### [DATA SUPPLIED]
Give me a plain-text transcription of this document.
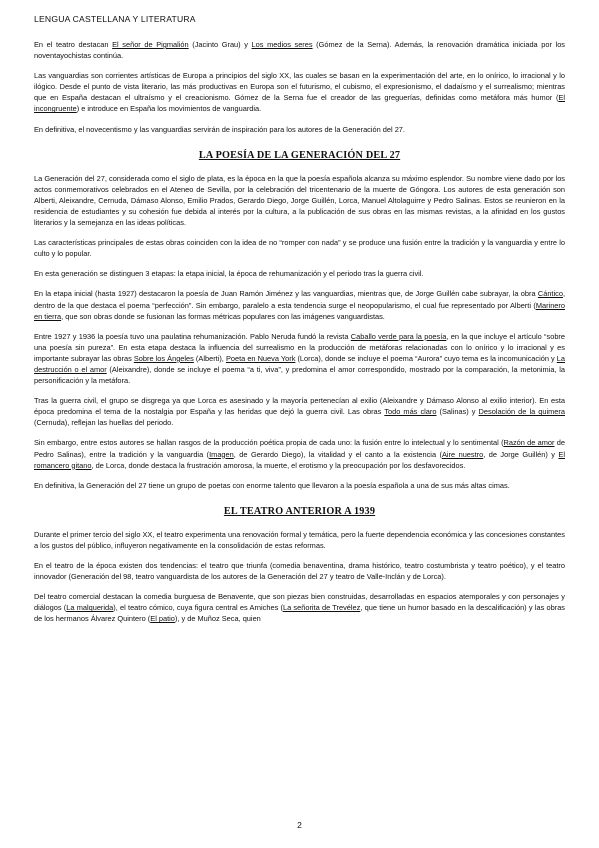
LENGUA CASTELLANA Y LITERATURA

En el teatro destacan El señor de Pigmalión (Jacinto Grau) y Los medios seres (Gómez de la Serna). Además, la renovación dramática iniciada por los noventayochistas continúa.

Las vanguardias son corrientes artísticas de Europa a principios del siglo XX, las cuales se basan en la experimentación del arte, en lo onírico, lo irracional y lo ilógico. Desde el punto de vista literario, las más productivas en Europa son el futurismo, el cubismo, el expresionismo, el dadaísmo y el surrealismo; mientras que en España destacan el ultraísmo y el creacionismo. Gómez de la Serna fue el creador de las greguerías, definidas como metáfora más humor (El incongruente) e introduce en España los movimientos de vanguardia.

En definitiva, el novecentismo y las vanguardias servirán de inspiración para los autores de la Generación del 27.

LA POESÍA DE LA GENERACIÓN DEL 27

La Generación del 27, considerada como el siglo de plata, es la época en la que la poesía española alcanza su máximo esplendor. Su nombre viene dado por los actos conmemorativos celebrados en el Ateneo de Sevilla, por la celebración del tricentenario de la muerte de Góngora. Los autores de esta generación son Alberti, Aleixandre, Cernuda, Dámaso Alonso, Emilio Prados, Gerardo Diego, Jorge Guillén, Lorca, Manuel Altolaguirre y Pedro Salinas. Estos se reunieron en la residencia de estudiantes y su cohesión fue debida al interés por la cultura, a la publicación de sus obras en las mismas revistas, a la afinidad en los gustos literarios y la semejanza en las ideas políticas.

Las características principales de estas obras coinciden con la idea de no “romper con nada” y se produce una fusión entre la tradición y la vanguardia y entre lo culto y lo popular.

En esta generación se distinguen 3 etapas: la etapa inicial, la época de rehumanización y el periodo tras la guerra civil.

En la etapa inicial (hasta 1927) destacaron la poesía de Juan Ramón Jiménez y las vanguardias, mientras que, de Jorge Guillén cabe subrayar, la obra Cántico, dentro de la que destaca el poema “perfección”. Sin embargo, paralelo a esta tendencia surge el neopopularismo, el cual fue representado por Alberti (Marinero en tierra, que son obras donde se fusionan las formas métricas populares con las imágenes vanguardistas.

Entre 1927 y 1936 la poesía tuvo una paulatina rehumanización. Pablo Neruda fundó la revista Caballo verde para la poesía, en la que incluye el artículo “sobre una poesía sin pureza”. En esta etapa destaca la influencia del surrealismo en la producción de metáforas relacionadas con lo onírico y lo irracional y es importante subrayar las obras Sobre los Ángeles (Alberti), Poeta en Nueva York (Lorca), donde se incluye el poema “Aurora” cuyo tema es la incomunicación y La destrucción o el amor (Aleixandre), donde se incluye el poema “a ti, viva”, y predomina el amor correspondido, mostrado por la comparación, la metonimia, la personificación y la metáfora.

Tras la guerra civil, el grupo se disgrega ya que Lorca es asesinado y la mayoría pertenecían al exilio (Aleixandre y Dámaso Alonso al exilio interior). En esta época predomina el tema de la nostalgia por España y las heridas que dejó la guerra civil. Las obras Todo más claro (Salinas) y Desolación de la quimera (Cernuda), reflejan las huellas del periodo.

Sin embargo, entre estos autores se hallan rasgos de la producción poética propia de cada uno: la fusión entre lo intelectual y lo sentimental (Razón de amor de Pedro Salinas), entre la tradición y la vanguardia (Imagen, de Gerardo Diego), la vitalidad y el canto a la existencia (Aire nuestro, de Jorge Guillén) y El romancero gitano, de Lorca, donde destaca la frustración amorosa, la muerte, el erotismo y la preocupación por los desfavorecidos.

En definitiva, la Generación del 27 tiene un grupo de poetas con enorme talento que llevaron a la poesía española a una de sus más altas cimas.

EL TEATRO ANTERIOR A 1939

Durante el primer tercio del siglo XX, el teatro experimenta una renovación formal y temática, pero la fuerte dependencia económica y las concesiones constantes a los gustos del público, influyeron negativamente en la consolidación de estas reformas.

En el teatro de la época existen dos tendencias: el teatro que triunfa (comedia benaventina, drama histórico, teatro costumbrista y teatro poético), y el teatro innovador (Generación del 98, teatro vanguardista de los autores de la Generación del 27 y teatro de Valle-Inclán y de Lorca).

Del teatro comercial destacan la comedia burguesa de Benavente, que son piezas bien construidas, desarrolladas en espacios atemporales y con personajes y diálogos (La malquerida), el teatro cómico, cuya figura central es Arniches (La señorita de Trevélez, que tiene un humor basado en la descalificación) y las obras de los hermanos Álvarez Quintero (El patio), y de Muñoz Seca, quien

2
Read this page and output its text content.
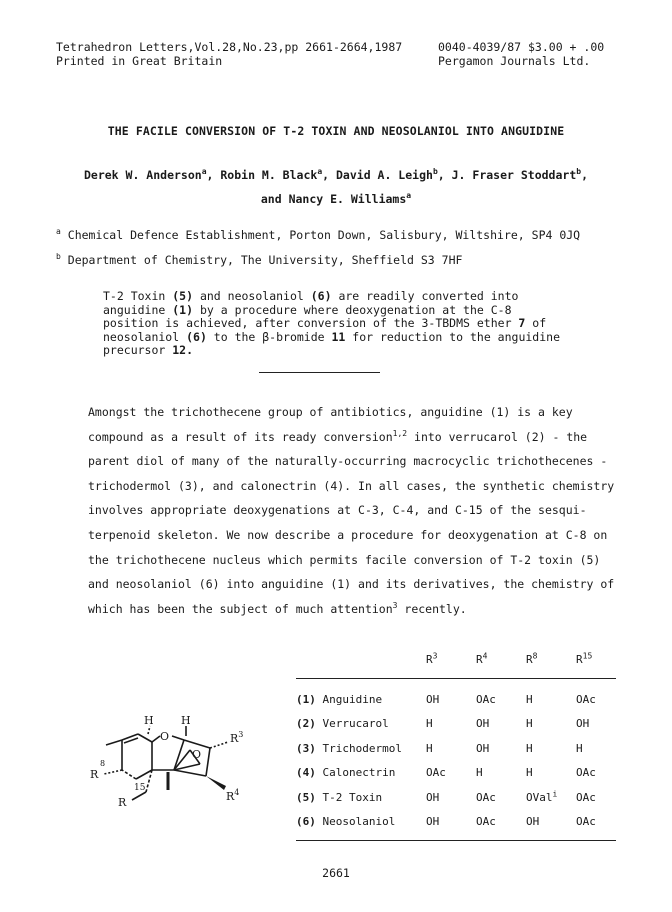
Tetrahedron Letters,Vol.28,No.23,pp 2661-2664,1987
Printed in Great Britain
0040-4039/87 $3.00 + .00
Pergamon Journals Ltd.
THE FACILE CONVERSION OF T-2 TOXIN AND NEOSOLANIOL INTO ANGUIDINE
Derek W. Anderson$^a$, Robin M. Black$^a$, David A. Leigh$^b$, J. Fraser Stoddart$^b$,
and Nancy E. Williams$^a$
$^a$ Chemical Defence Establishment, Porton Down, Salisbury, Wiltshire, SP4 0JQ
$^b$ Department of Chemistry, The University, Sheffield S3 7HF

T-2 Toxin (5) and neosolaniol (6) are readily converted into anguidine (1) by a procedure where deoxygenation at the C-8 position is achieved, after conversion of the 3-TBDMS ether 7 of neosolaniol (6) to the β-bromide 11 for reduction to the anguidine precursor 12.

Amongst the trichothecene group of antibiotics, anguidine (1) is a key compound as a result of its ready conversion$^{1,2}$ into verrucarol (2) - the parent diol of many of the naturally-occurring macrocyclic trichothecenes - trichodermol (3), and calonectrin (4). In all cases, the synthetic chemistry involves appropriate deoxygenations at C-3, C-4, and C-15 of the sesqui-terpenoid skeleton. We now describe a procedure for deoxygenation at C-8 on the trichothecene nucleus which permits facile conversion of T-2 toxin (5) and neosolaniol (6) into anguidine (1) and its derivatives, the chemistry of which has been the subject of much attention$^3$ recently.

H H
O
O
$R^3$
$R^4$
R
8
15
R
	$R^3$	$R^4$	$R^8$	$R^{15}$

(1) Anguidine	OH	OAc	H	OAc
(2) Verrucarol	H	OH	H	OH
(3) Trichodermol	H	OH	H	H
(4) Calonectrin	OAc	H	H	OAc
(5) T-2 Toxin	OH	OAc	OVal$^i$	OAc
(6) Neosolaniol	OH	OAc	OH	OAc

2661
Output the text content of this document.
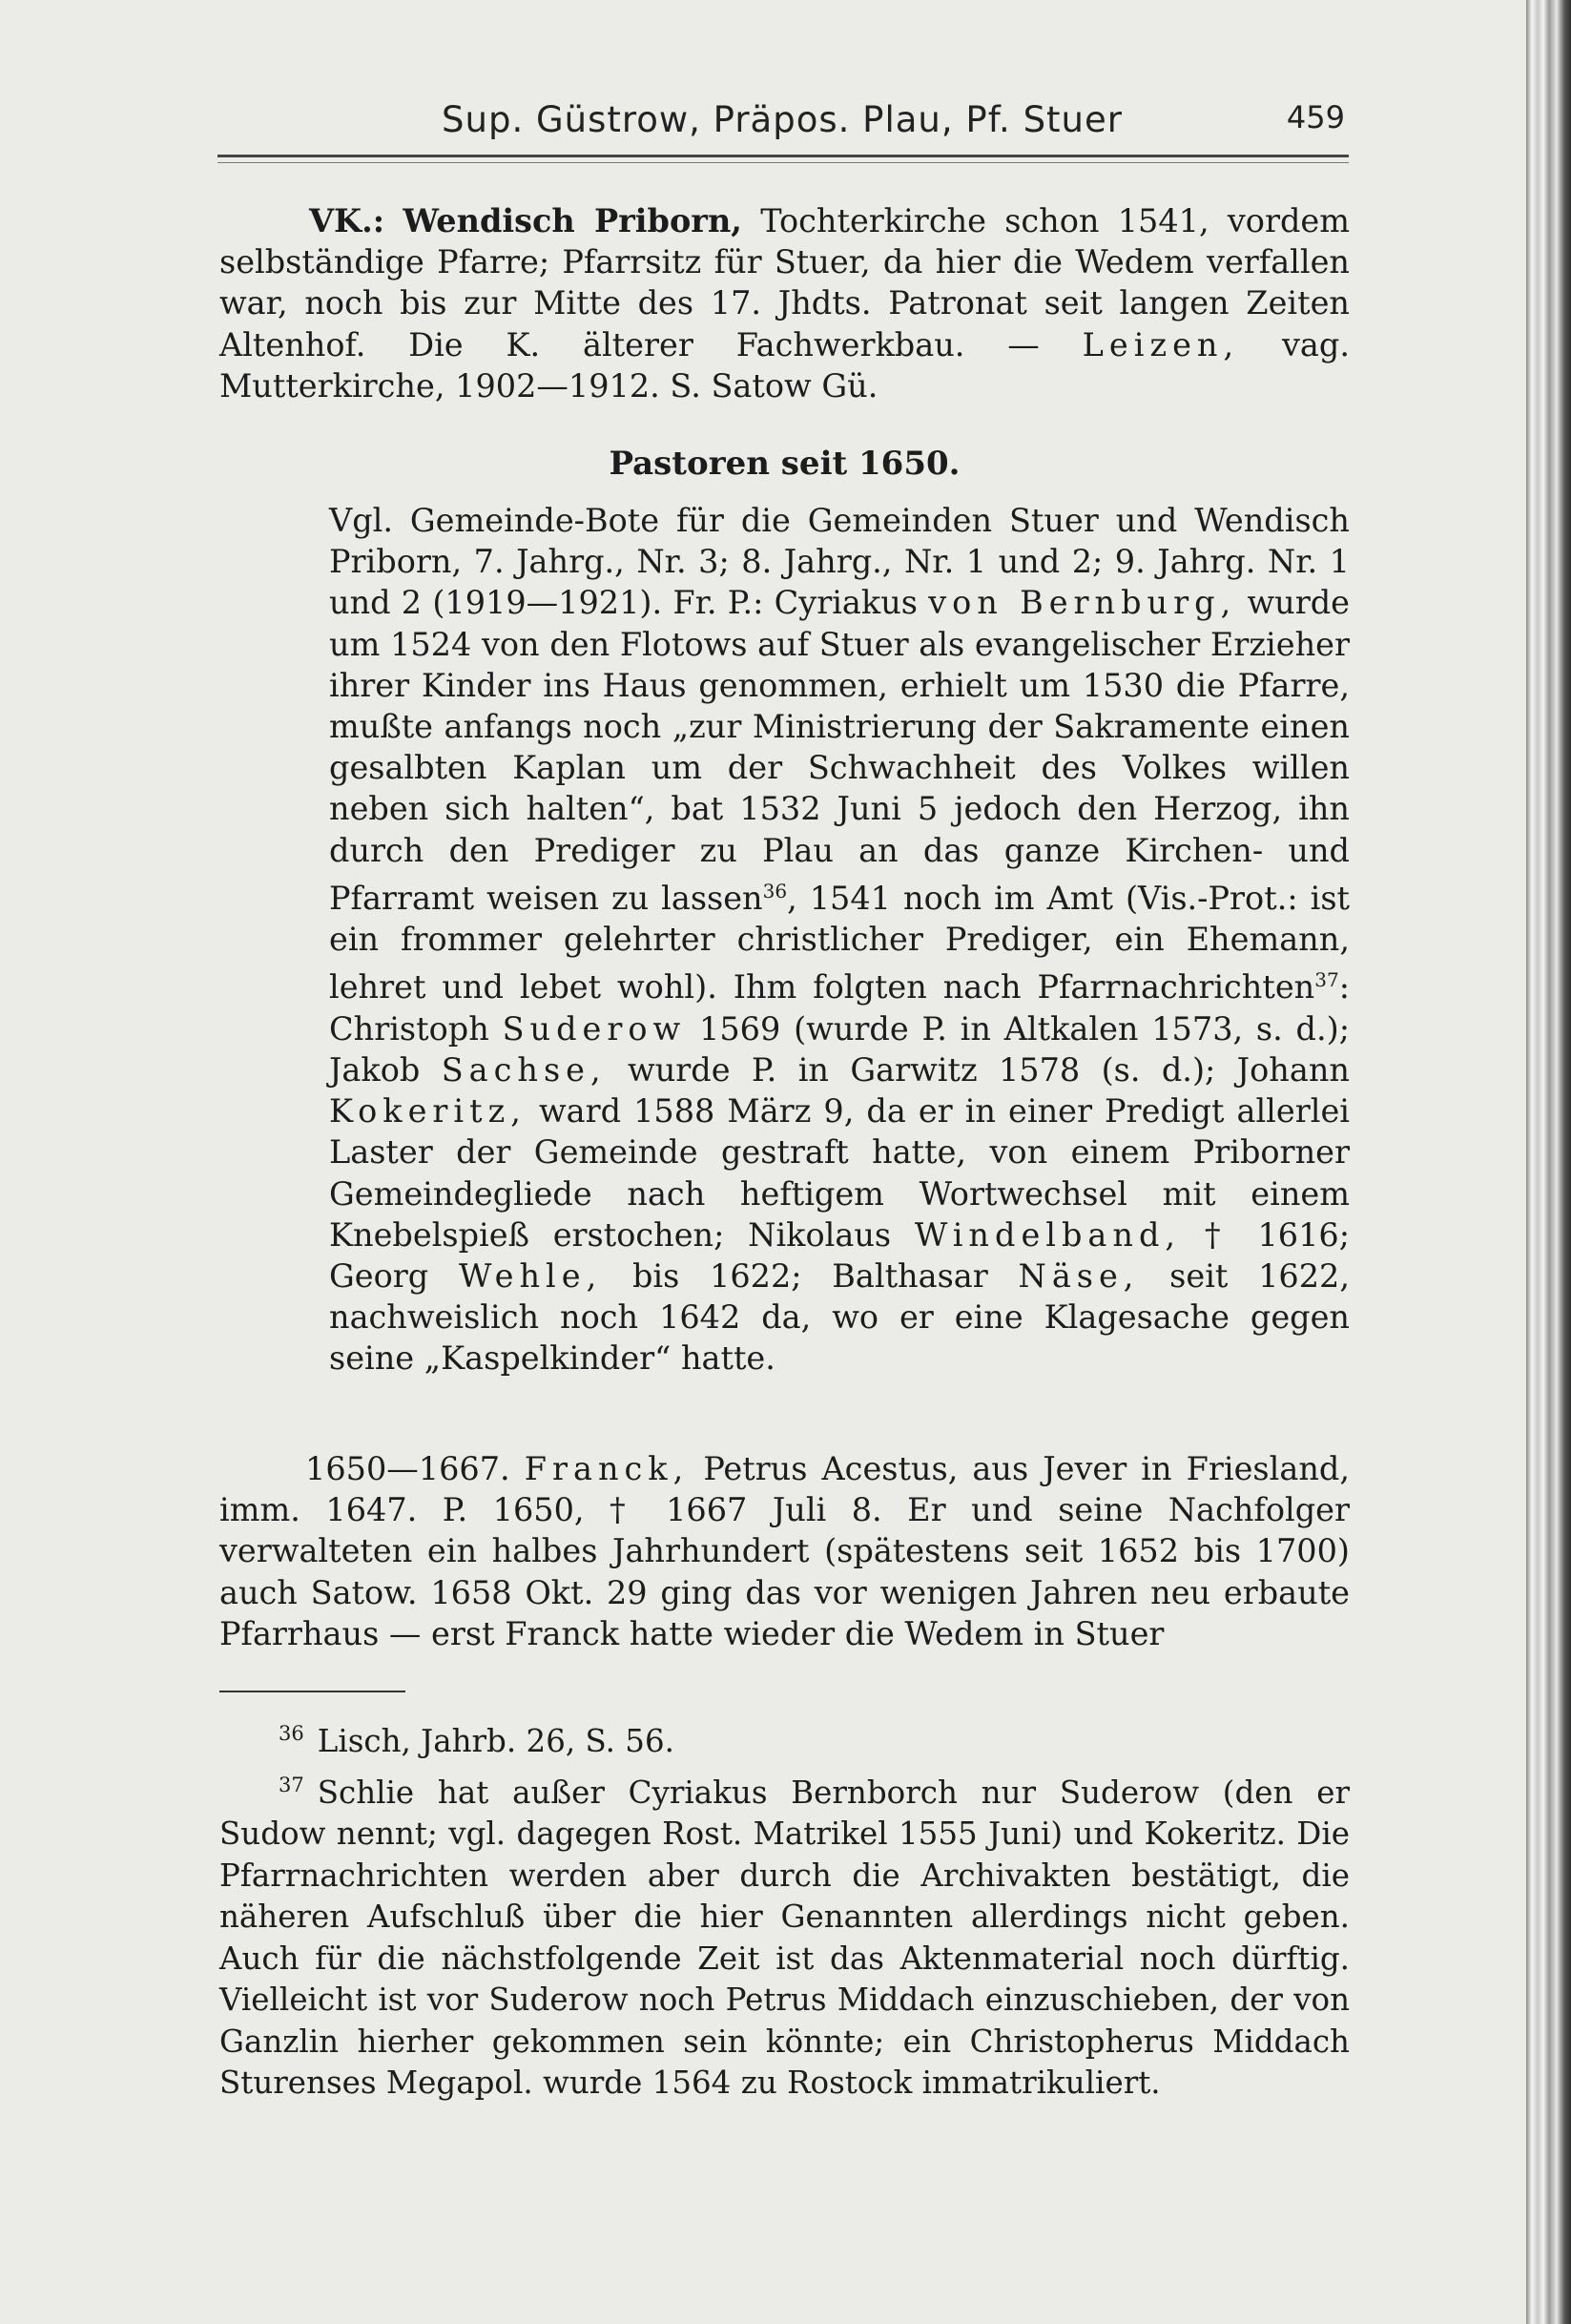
Sup. Güstrow, Präpos. Plau, Pf. Stuer	459

VK.: Wendisch Priborn, Tochterkirche schon 1541, vordem selbständige Pfarre; Pfarrsitz für Stuer, da hier die Wedem verfallen war, noch bis zur Mitte des 17. Jhdts. Patronat seit langen Zeiten Altenhof. Die K. älterer Fachwerkbau. — Leizen, vag. Mutterkirche, 1902—1912. S. Satow Gü.

Pastoren seit 1650.

Vgl. Gemeinde-Bote für die Gemeinden Stuer und Wendisch Priborn, 7. Jahrg., Nr. 3; 8. Jahrg., Nr. 1 und 2; 9. Jahrg. Nr. 1 und 2 (1919—1921). Fr. P.: Cyriakus von Bernburg, wurde um 1524 von den Flotows auf Stuer als evangelischer Erzieher ihrer Kinder ins Haus genommen, erhielt um 1530 die Pfarre, mußte anfangs noch „zur Ministrierung der Sakramente einen gesalbten Kaplan um der Schwachheit des Volkes willen neben sich halten“, bat 1532 Juni 5 jedoch den Herzog, ihn durch den Prediger zu Plau an das ganze Kirchen- und Pfarramt weisen zu lassen$^{36}$, 1541 noch im Amt (Vis.-Prot.: ist ein frommer gelehrter christlicher Prediger, ein Ehemann, lehret und lebet wohl). Ihm folgten nach Pfarrnachrichten$^{37}$: Christoph Suderow 1569 (wurde P. in Altkalen 1573, s. d.); Jakob Sachse, wurde P. in Garwitz 1578 (s. d.); Johann Kokeritz, ward 1588 März 9, da er in einer Predigt allerlei Laster der Gemeinde gestraft hatte, von einem Priborner Gemeindegliede nach heftigem Wortwechsel mit einem Knebelspieß erstochen; Nikolaus Windelband, † 1616; Georg Wehle, bis 1622; Balthasar Näse, seit 1622, nachweislich noch 1642 da, wo er eine Klagesache gegen seine „Kaspelkinder“ hatte.

1650—1667. Franck, Petrus Acestus, aus Jever in Friesland, imm. 1647. P. 1650, † 1667 Juli 8. Er und seine Nachfolger verwalteten ein halbes Jahrhundert (spätestens seit 1652 bis 1700) auch Satow. 1658 Okt. 29 ging das vor wenigen Jahren neu erbaute Pfarrhaus — erst Franck hatte wieder die Wedem in Stuer

$^{36}$ Lisch, Jahrb. 26, S. 56.

$^{37}$ Schlie hat außer Cyriakus Bernborch nur Suderow (den er Sudow nennt; vgl. dagegen Rost. Matrikel 1555 Juni) und Kokeritz. Die Pfarrnachrichten werden aber durch die Archivakten bestätigt, die näheren Aufschluß über die hier Genannten allerdings nicht geben. Auch für die nächstfolgende Zeit ist das Aktenmaterial noch dürftig. Vielleicht ist vor Suderow noch Petrus Middach einzuschieben, der von Ganzlin hierher gekommen sein könnte; ein Christopherus Middach Sturenses Megapol. wurde 1564 zu Rostock immatrikuliert.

### [ASSIGNED TASK]
For the word "hier", work out how many lines of the entries contain it, and state the number alone.

### [RESPONSE]
2